++++ LISTED ENTRIES

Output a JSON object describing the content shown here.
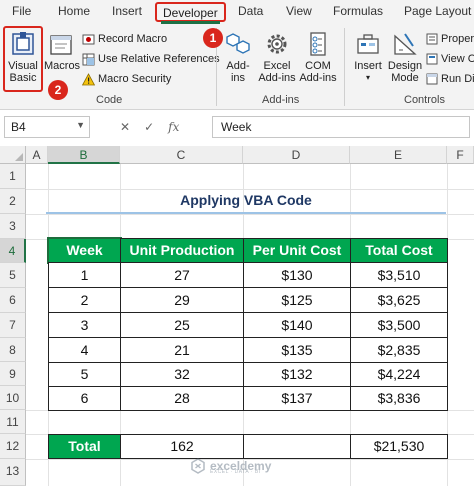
{
  "ribbon_tabs": [
    "File",
    "Home",
    "Insert",
    "Developer",
    "Data",
    "View",
    "Formulas",
    "Page Layout"
  ],
  "active_tab": "Developer",
  "code_group": {
    "visual_basic_lines": [
      "Visual",
      "Basic"
    ],
    "macros": "Macros",
    "record_macro": "Record Macro",
    "relative_refs": "Use Relative References",
    "macro_security": "Macro Security",
    "label": "Code"
  },
  "addins_group": {
    "addins_lines": [
      "Add-",
      "ins"
    ],
    "excel_addins_lines": [
      "Excel",
      "Add-ins"
    ],
    "com_addins_lines": [
      "COM",
      "Add-ins"
    ],
    "label": "Add-ins"
  },
  "controls_group": {
    "insert": "Insert",
    "design_mode_lines": [
      "Design",
      "Mode"
    ],
    "properties": "Proper",
    "view_code": "View C",
    "run_dialog": "Run Di",
    "label": "Controls"
  },
  "callouts": [
    "1",
    "2"
  ],
  "accent_colors": {
    "callout": "#d9261c",
    "header_fill": "#00a650",
    "excel_green": "#217346"
  },
  "formula_bar": {
    "name_box": "B4",
    "fx": "fx",
    "cancel": "✕",
    "enter": "✓",
    "content": "Week"
  },
  "columns": [
    "A",
    "B",
    "C",
    "D",
    "E",
    "F"
  ],
  "rows": [
    "1",
    "2",
    "3",
    "4",
    "5",
    "6",
    "7",
    "8",
    "9",
    "10",
    "11",
    "12",
    "13"
  ],
  "selected_cell": "B4",
  "sheet": {
    "title": "Applying VBA Code",
    "headers": [
      "Week",
      "Unit Production",
      "Per Unit Cost",
      "Total Cost"
    ],
    "data_rows": [
      [
        "1",
        "27",
        "$130",
        "$3,510"
      ],
      [
        "2",
        "29",
        "$125",
        "$3,625"
      ],
      [
        "3",
        "25",
        "$140",
        "$3,500"
      ],
      [
        "4",
        "21",
        "$135",
        "$2,835"
      ],
      [
        "5",
        "32",
        "$132",
        "$4,224"
      ],
      [
        "6",
        "28",
        "$137",
        "$3,836"
      ]
    ],
    "total_row": [
      "Total",
      "162",
      "",
      "$21,530"
    ]
  },
  "watermark": {
    "name": "exceldemy",
    "sub": "EXCEL · DATA · BI"
  }
}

++++++++

▶ _WORK TO BE COMPLETED_
Output all of the records exactly as they appear above, but not the pictures.

▶ _WRITTEN SOLUTION_
Output a JSON object describing the content shown here.
{
  "ribbon_tabs": [
    "File",
    "Home",
    "Insert",
    "Developer",
    "Data",
    "View",
    "Formulas",
    "Page Layout"
  ],
  "active_tab": "Developer",
  "code_group": {
    "visual_basic_lines": [
      "Visual",
      "Basic"
    ],
    "macros": "Macros",
    "record_macro": "Record Macro",
    "relative_refs": "Use Relative References",
    "macro_security": "Macro Security",
    "label": "Code"
  },
  "addins_group": {
    "addins_lines": [
      "Add-",
      "ins"
    ],
    "excel_addins_lines": [
      "Excel",
      "Add-ins"
    ],
    "com_addins_lines": [
      "COM",
      "Add-ins"
    ],
    "label": "Add-ins"
  },
  "controls_group": {
    "insert": "Insert",
    "design_mode_lines": [
      "Design",
      "Mode"
    ],
    "properties": "Proper",
    "view_code": "View C",
    "run_dialog": "Run Di",
    "label": "Controls"
  },
  "callouts": [
    "1",
    "2"
  ],
  "accent_colors": {
    "callout": "#d9261c",
    "header_fill": "#00a650",
    "excel_green": "#217346"
  },
  "formula_bar": {
    "name_box": "B4",
    "fx": "fx",
    "cancel": "✕",
    "enter": "✓",
    "content": "Week"
  },
  "columns": [
    "A",
    "B",
    "C",
    "D",
    "E",
    "F"
  ],
  "rows": [
    "1",
    "2",
    "3",
    "4",
    "5",
    "6",
    "7",
    "8",
    "9",
    "10",
    "11",
    "12",
    "13"
  ],
  "selected_cell": "B4",
  "sheet": {
    "title": "Applying VBA Code",
    "headers": [
      "Week",
      "Unit Production",
      "Per Unit Cost",
      "Total Cost"
    ],
    "data_rows": [
      [
        "1",
        "27",
        "$130",
        "$3,510"
      ],
      [
        "2",
        "29",
        "$125",
        "$3,625"
      ],
      [
        "3",
        "25",
        "$140",
        "$3,500"
      ],
      [
        "4",
        "21",
        "$135",
        "$2,835"
      ],
      [
        "5",
        "32",
        "$132",
        "$4,224"
      ],
      [
        "6",
        "28",
        "$137",
        "$3,836"
      ]
    ],
    "total_row": [
      "Total",
      "162",
      "",
      "$21,530"
    ]
  },
  "watermark": {
    "name": "exceldemy",
    "sub": "EXCEL · DATA · BI"
  }
}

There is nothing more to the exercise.